→ **Exercise prompt**: Pick every line from the data that holds the word "krivično".
====
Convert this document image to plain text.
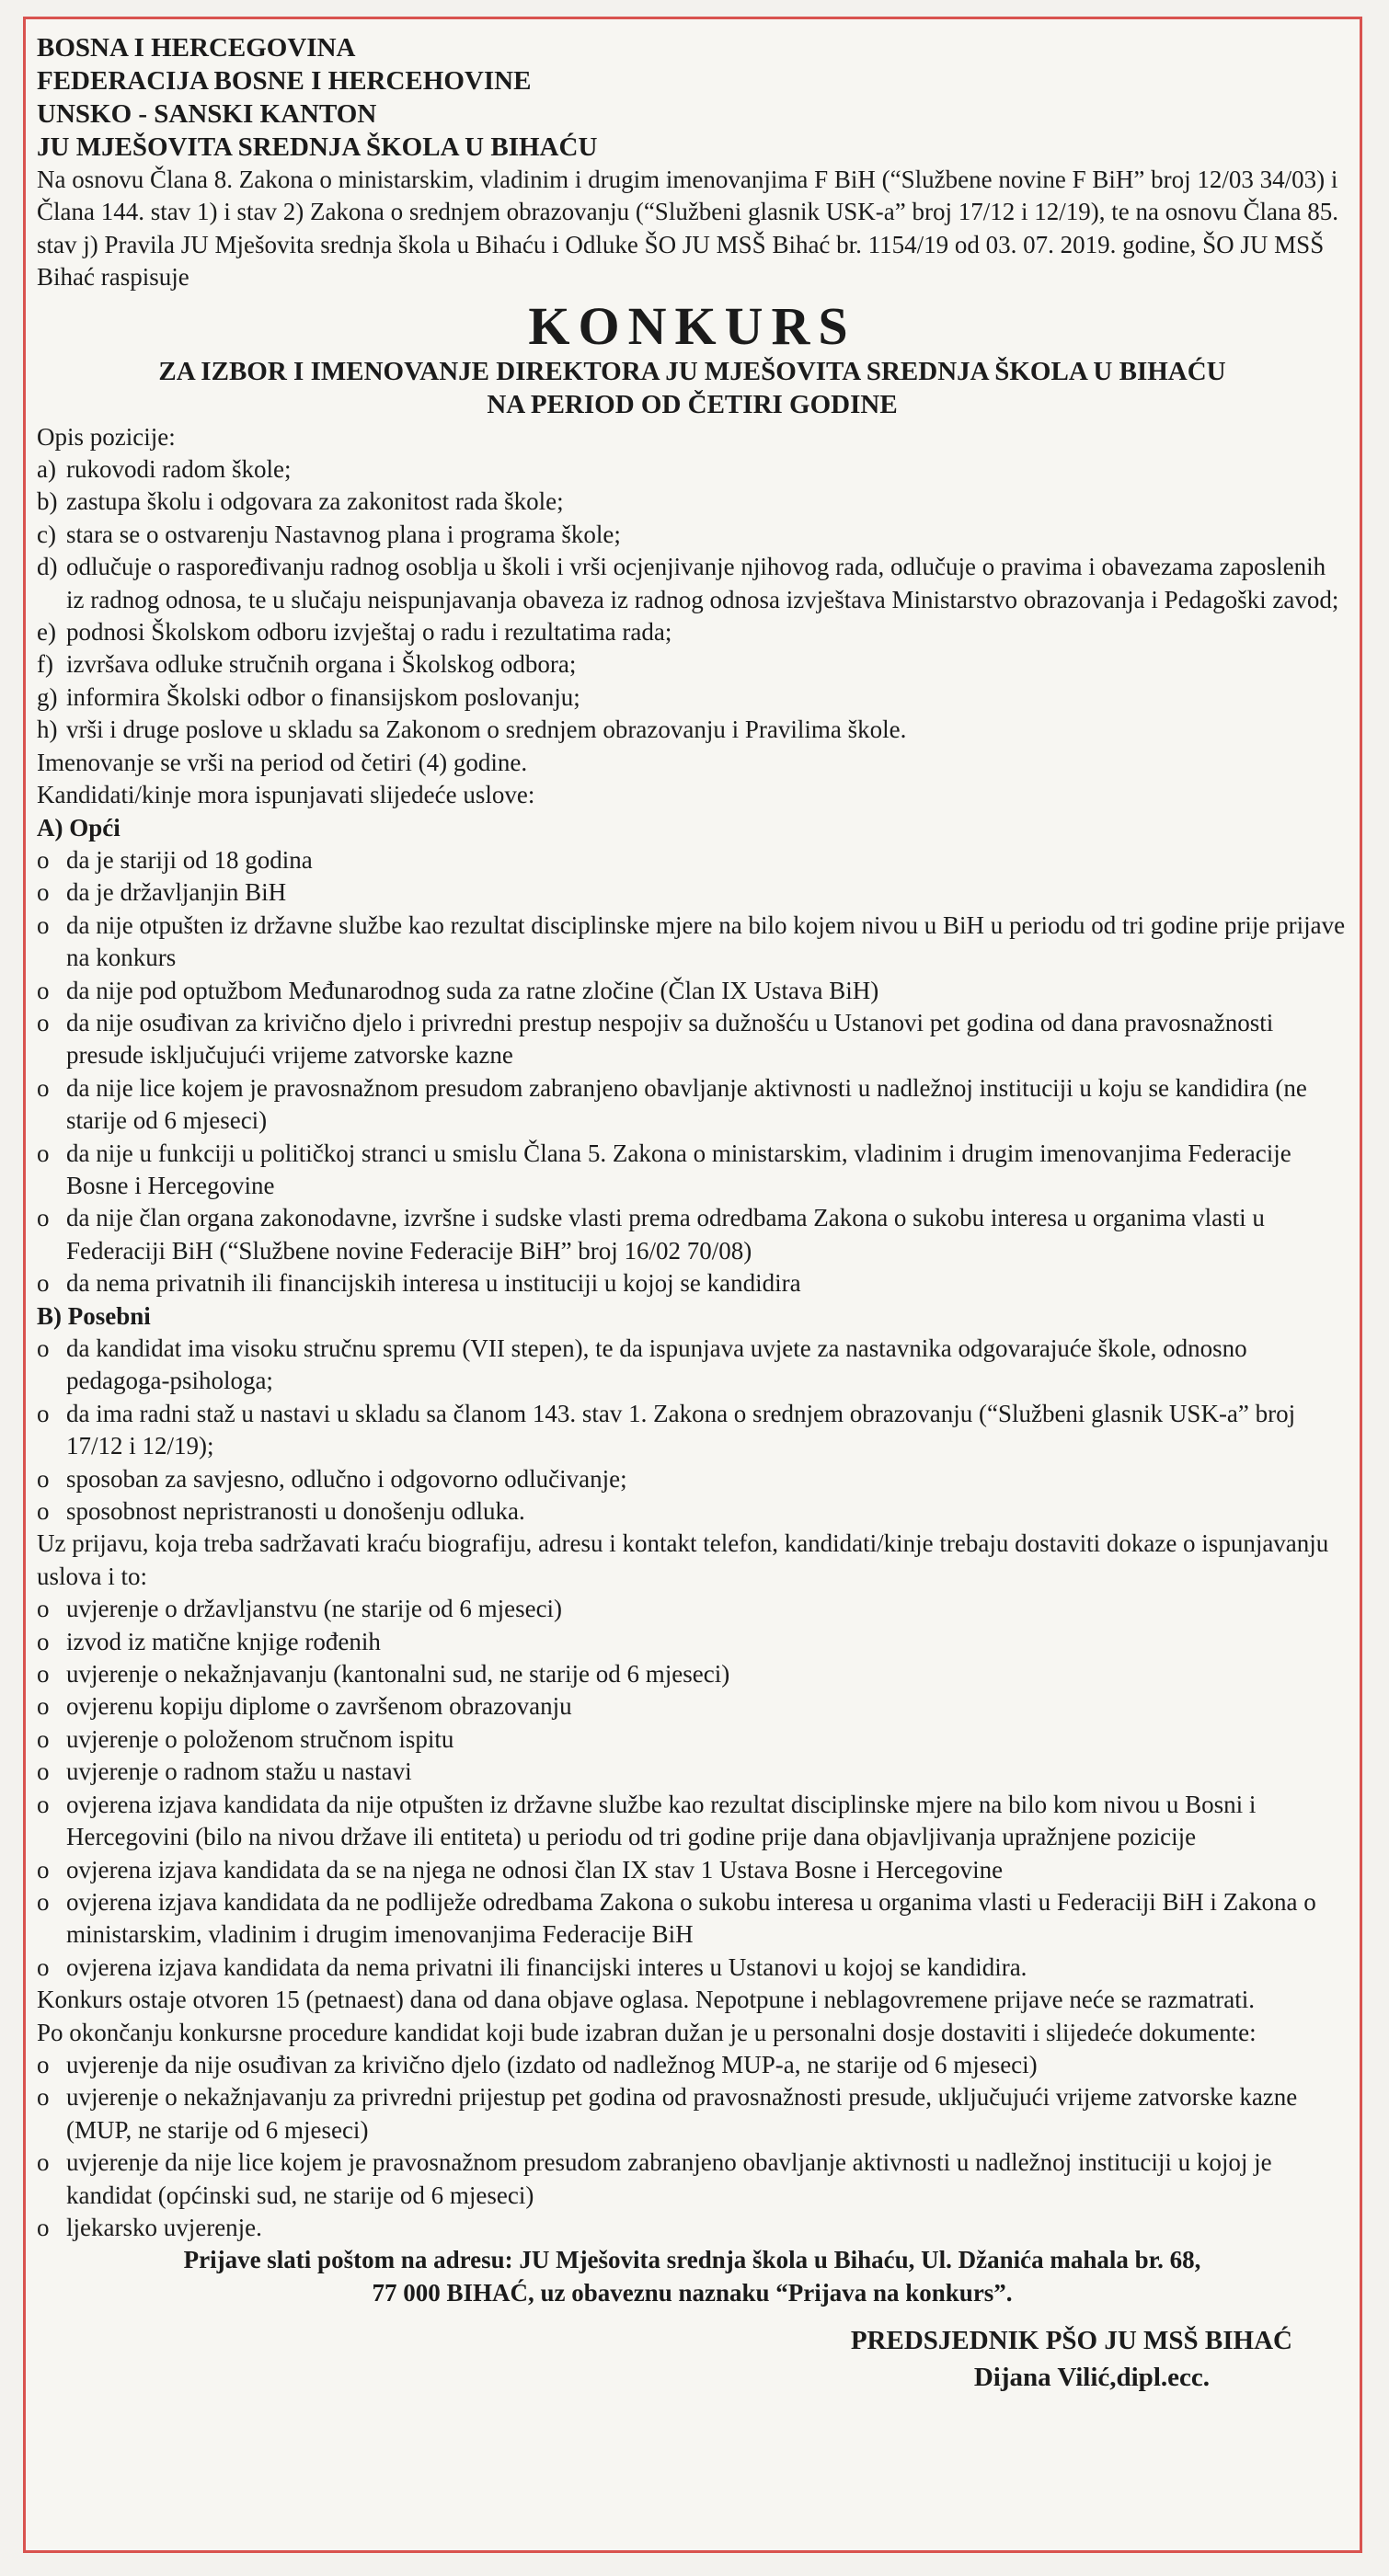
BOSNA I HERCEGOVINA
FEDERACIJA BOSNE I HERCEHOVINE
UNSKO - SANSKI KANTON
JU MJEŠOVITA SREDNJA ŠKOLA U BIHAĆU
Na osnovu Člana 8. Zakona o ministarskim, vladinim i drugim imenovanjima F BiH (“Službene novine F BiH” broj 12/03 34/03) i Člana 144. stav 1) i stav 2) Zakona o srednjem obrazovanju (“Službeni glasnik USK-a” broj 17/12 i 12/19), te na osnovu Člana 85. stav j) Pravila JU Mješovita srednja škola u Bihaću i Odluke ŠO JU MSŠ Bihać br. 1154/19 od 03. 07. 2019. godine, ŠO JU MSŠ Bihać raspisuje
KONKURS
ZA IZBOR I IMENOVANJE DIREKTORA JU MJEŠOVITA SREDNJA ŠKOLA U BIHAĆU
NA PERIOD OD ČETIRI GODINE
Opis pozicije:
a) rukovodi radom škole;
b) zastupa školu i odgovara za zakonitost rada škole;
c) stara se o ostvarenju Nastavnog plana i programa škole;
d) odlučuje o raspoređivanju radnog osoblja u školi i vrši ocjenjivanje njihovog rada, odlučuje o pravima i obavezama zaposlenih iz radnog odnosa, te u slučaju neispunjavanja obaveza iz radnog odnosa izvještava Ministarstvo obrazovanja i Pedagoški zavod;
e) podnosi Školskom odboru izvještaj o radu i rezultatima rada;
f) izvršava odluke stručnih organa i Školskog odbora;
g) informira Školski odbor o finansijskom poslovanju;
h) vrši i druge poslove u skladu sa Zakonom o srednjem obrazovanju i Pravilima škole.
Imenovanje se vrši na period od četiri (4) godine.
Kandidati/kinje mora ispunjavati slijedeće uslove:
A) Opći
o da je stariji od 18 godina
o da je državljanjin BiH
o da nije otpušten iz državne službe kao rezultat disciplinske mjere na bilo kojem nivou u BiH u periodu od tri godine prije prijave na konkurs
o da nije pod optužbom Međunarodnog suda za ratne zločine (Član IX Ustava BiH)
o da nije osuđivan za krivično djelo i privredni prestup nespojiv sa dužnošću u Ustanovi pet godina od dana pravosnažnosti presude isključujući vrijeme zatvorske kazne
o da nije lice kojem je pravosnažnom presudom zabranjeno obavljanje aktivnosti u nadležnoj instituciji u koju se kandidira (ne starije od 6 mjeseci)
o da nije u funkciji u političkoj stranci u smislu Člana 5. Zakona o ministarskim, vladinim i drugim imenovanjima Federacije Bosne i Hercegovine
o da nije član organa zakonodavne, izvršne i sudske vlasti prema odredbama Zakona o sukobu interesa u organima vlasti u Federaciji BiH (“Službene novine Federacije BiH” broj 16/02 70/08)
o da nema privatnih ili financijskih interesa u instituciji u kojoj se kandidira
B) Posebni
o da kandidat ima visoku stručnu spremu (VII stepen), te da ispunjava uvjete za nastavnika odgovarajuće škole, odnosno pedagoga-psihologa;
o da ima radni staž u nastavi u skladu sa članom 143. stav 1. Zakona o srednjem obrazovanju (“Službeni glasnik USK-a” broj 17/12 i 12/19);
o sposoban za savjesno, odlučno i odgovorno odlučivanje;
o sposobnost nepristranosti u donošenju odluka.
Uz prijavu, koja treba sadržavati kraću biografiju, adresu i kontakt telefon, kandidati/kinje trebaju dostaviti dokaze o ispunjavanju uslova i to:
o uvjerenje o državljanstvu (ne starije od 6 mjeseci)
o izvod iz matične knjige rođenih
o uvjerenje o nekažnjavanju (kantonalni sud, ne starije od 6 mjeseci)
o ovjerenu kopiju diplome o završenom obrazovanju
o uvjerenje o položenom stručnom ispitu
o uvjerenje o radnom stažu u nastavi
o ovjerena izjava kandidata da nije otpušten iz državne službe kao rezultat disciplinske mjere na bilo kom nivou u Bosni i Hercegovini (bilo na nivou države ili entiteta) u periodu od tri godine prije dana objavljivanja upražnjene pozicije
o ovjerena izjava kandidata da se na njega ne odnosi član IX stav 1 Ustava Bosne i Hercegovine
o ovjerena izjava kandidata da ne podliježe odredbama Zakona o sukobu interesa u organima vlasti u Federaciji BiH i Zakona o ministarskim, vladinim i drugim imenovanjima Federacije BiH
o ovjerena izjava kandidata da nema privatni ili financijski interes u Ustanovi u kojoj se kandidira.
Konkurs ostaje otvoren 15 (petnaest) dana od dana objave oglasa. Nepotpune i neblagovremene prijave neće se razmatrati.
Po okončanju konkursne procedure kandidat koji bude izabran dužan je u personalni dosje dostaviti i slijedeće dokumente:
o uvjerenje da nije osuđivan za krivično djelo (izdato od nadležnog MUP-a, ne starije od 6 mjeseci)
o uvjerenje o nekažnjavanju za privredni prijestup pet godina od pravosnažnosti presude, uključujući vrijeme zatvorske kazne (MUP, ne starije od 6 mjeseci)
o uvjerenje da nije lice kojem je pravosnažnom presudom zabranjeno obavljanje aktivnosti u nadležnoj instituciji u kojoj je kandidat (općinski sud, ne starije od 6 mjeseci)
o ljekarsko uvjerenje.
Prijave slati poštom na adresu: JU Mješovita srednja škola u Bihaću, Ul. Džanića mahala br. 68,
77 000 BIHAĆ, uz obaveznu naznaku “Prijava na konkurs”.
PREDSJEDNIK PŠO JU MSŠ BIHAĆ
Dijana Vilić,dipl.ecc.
====
→ **Full answer**:
o da nije osuđivan za krivično djelo i privredni prestup nespojiv sa dužnošću u Ustanovi pet godina od dana pravosnažnosti presude isključujući vrijeme zatvorske kazne
o uvjerenje da nije osuđivan za krivično djelo (izdato od nadležnog MUP-a, ne starije od 6 mjeseci)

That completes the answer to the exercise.